- _Document section_:
# Criss Cross from AnTrAxX



## leon13 (Oct 4, 2012)

so Master AnTrAxX sendet me this beauty !!!!!




















first his German description :

Der Name ist während der Bauphase (wie eigentlich immer) entstanden. Da ich die Maserung "gekreuzt" habe fand ich ihn ganz passend.

Hauptmaterial ist wie Du sicher schon erkannt hast Zebrano und Aluminium.

Die Spacer die Gabel von Griff trennen habe ich aus Aluminium und Vulcanfibre zusammengesetzt.

Ebenso der Spacer der den Palmswell absetzt.

Der ist aus stabilisierter, fossilierter Mooreiche.

Die Lanyard ist aus Leder, Lanyardtube aus Messing.

Der "Schnabel" ebenso. Mooreiche und Spacer wie gehabt.

and now translated : ( pure me sorry for any mistakes )

The name developed during the building phase (like actually always). There I the grain "crossed" have found I it completely suitable.
Main material is as you surely already detected Zebrano and aluminum.

The Spacer the fork of grasp separates I from aluminum and Vulcanfibre assembled.

Likewise the Spacer that the Palmswell issues.
That is out stabilize, more fossil Moorland oak.
The Lanyard is from leather, Lanyardtube from brass.
The "bill" likewise. Moorland oak and Spacer as had.

never the less its my sunday yust for good and only with white cotton gloves slinger


----------



## Btoon84 (Nov 22, 2011)

You are a lucky lucky man. Antraxx is one of the finest craftsmen around. That's a beautiful slingshot!


----------



## reset (Apr 13, 2013)

What Btoon said absolutely.


----------



## leon13 (Oct 4, 2012)

i still get goose bumps !!!!


----------



## Mister Magpie (Apr 10, 2013)

Wow! Very nice. I wish Antraxx would do a build video (or then fly me to Germany to teach me) 

Great piece Leon13, and wonderful craftsmanship, Antraxx.

Darren


----------



## AnTrAxX (Jul 18, 2012)

Thanks, glad you like her 

Please try her, not only Black Theraband will look perfect, you are missing something. Those Frames really shoot well and your Wrist won´t get tired.

A Video? Hmmmm, sorry...i´m really oldscool...Vids are not my kind of media. Gif-Clips with my Pocketcam is as fancy as it gets for me 

I want to do step by step Pics nearly all the time but when i´m "in the flow" i´m like "**** forgot to take Pics again".

- _Exercise 1_: Put the rows from the first one through the one containing "364, 1052, 373]" into a Markdown table with the columns No. and Line, skipping any blank lines.
The rows that follow have nothing to do with the slingshot thread above.

- _Working data_:
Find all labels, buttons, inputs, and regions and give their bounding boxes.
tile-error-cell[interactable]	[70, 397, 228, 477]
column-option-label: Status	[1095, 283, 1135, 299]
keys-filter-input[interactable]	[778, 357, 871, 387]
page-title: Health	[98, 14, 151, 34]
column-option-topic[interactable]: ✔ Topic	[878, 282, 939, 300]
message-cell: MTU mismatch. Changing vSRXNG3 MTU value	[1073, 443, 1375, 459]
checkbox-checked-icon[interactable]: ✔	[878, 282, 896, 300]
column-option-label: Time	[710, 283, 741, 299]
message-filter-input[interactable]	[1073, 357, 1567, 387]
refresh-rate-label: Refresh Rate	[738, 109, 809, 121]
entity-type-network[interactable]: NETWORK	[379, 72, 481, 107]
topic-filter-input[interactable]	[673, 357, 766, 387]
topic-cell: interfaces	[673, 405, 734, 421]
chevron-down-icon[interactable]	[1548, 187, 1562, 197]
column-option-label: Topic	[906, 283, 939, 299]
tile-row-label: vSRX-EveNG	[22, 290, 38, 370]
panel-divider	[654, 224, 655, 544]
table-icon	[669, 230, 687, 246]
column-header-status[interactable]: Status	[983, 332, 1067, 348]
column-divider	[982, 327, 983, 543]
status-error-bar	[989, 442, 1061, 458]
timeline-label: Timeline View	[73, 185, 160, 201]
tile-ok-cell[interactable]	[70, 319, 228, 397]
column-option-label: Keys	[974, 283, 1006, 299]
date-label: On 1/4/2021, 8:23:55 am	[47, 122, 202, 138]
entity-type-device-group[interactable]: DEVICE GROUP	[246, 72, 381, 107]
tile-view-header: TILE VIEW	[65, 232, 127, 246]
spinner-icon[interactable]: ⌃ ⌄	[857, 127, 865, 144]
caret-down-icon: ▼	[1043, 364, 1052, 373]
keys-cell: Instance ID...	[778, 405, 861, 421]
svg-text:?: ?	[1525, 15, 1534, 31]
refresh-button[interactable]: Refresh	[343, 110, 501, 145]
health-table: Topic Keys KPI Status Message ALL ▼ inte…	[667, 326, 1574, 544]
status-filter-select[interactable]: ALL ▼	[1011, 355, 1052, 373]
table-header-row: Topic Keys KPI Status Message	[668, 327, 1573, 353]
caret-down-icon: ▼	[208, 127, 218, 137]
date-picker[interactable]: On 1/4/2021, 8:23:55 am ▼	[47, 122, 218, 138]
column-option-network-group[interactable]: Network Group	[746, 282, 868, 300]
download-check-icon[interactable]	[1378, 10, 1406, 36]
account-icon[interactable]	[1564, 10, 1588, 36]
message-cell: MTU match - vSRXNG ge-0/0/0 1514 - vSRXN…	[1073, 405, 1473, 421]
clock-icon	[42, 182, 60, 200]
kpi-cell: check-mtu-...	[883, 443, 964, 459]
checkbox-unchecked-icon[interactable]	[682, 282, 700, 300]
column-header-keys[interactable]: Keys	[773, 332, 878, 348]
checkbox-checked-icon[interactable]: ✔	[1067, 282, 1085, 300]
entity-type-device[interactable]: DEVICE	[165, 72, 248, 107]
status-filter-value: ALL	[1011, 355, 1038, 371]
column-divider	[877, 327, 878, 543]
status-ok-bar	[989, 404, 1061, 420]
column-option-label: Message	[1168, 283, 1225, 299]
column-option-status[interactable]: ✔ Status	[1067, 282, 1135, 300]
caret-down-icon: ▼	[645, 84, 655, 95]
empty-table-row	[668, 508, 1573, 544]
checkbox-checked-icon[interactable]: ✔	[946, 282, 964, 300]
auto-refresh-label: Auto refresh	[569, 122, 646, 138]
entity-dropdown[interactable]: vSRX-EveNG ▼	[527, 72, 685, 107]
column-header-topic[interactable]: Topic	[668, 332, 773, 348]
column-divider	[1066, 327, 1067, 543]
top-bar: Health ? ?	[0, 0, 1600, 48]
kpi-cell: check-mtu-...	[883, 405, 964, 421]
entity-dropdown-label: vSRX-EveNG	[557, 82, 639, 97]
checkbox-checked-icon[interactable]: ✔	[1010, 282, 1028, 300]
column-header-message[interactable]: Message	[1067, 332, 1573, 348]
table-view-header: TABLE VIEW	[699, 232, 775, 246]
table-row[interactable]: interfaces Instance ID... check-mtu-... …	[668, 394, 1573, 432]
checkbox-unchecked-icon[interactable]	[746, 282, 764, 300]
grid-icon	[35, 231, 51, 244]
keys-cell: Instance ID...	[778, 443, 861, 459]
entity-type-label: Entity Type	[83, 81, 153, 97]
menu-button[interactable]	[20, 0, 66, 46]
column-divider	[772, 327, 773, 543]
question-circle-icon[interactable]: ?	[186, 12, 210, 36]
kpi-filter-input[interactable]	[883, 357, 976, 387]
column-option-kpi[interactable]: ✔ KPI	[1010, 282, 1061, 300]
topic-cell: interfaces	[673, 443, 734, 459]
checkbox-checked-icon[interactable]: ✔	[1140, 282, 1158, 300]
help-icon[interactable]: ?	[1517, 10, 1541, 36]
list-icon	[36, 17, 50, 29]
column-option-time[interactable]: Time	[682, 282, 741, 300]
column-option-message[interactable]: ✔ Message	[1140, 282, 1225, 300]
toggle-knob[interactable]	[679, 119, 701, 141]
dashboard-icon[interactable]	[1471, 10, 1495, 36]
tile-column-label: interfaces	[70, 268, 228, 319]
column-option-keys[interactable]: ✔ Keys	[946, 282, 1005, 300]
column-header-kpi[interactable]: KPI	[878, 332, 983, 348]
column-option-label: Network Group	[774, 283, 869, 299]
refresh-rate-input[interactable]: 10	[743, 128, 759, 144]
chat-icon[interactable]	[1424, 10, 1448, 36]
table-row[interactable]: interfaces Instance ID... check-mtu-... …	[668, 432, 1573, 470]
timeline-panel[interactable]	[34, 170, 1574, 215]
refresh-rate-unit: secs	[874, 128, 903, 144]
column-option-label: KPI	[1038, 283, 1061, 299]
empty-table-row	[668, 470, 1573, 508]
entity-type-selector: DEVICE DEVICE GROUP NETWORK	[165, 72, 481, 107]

- _Exercise 2_: In the slingshot thread, what does AnTrAxX say he uses instead of videos?

- _Full answer 1_:
| No. | Line |
|---|---|
| 1 | Find all labels, buttons, inputs, and regions and give their bounding boxes. |
| 2 | tile-error-cell[interactable]	[70, 397, 228, 477] |
| 3 | column-option-label: Status	[1095, 283, 1135, 299] |
| 4 | keys-filter-input[interactable]	[778, 357, 871, 387] |
| 5 | page-title: Health	[98, 14, 151, 34] |
| 6 | column-option-topic[interactable]: ✔ Topic	[878, 282, 939, 300] |
| 7 | message-cell: MTU mismatch. Changing vSRXNG3 MTU value	[1073, 443, 1375, 459] |
| 8 | checkbox-checked-icon[interactable]: ✔	[878, 282, 896, 300] |
| 9 | column-option-label: Time	[710, 283, 741, 299] |
| 10 | message-filter-input[interactable]	[1073, 357, 1567, 387] |
| 11 | refresh-rate-label: Refresh Rate	[738, 109, 809, 121] |
| 12 | entity-type-network[interactable]: NETWORK	[379, 72, 481, 107] |
| 13 | topic-filter-input[interactable]	[673, 357, 766, 387] |
| 14 | topic-cell: interfaces	[673, 405, 734, 421] |
| 15 | chevron-down-icon[interactable]	[1548, 187, 1562, 197] |
| 16 | column-option-label: Topic	[906, 283, 939, 299] |
| 17 | tile-row-label: vSRX-EveNG	[22, 290, 38, 370] |
| 18 | panel-divider	[654, 224, 655, 544] |
| 19 | table-icon	[669, 230, 687, 246] |
| 20 | column-header-status[interactable]: Status	[983, 332, 1067, 348] |
| 21 | column-divider	[982, 327, 983, 543] |
| 22 | status-error-bar	[989, 442, 1061, 458] |
| 23 | timeline-label: Timeline View	[73, 185, 160, 201] |
| 24 | tile-ok-cell[interactable]	[70, 319, 228, 397] |
| 25 | column-option-label: Keys	[974, 283, 1006, 299] |
| 26 | date-label: On 1/4/2021, 8:23:55 am	[47, 122, 202, 138] |
| 27 | entity-type-device-group[interactable]: DEVICE GROUP	[246, 72, 381, 107] |
| 28 | tile-view-header: TILE VIEW	[65, 232, 127, 246] |
| 29 | spinner-icon[interactable]: ⌃ ⌄	[857, 127, 865, 144] |
| 30 | caret-down-icon: ▼	[1043, 364, 1052, 373] |

- _Full answer 2_: Gif clips made with his pocket camera.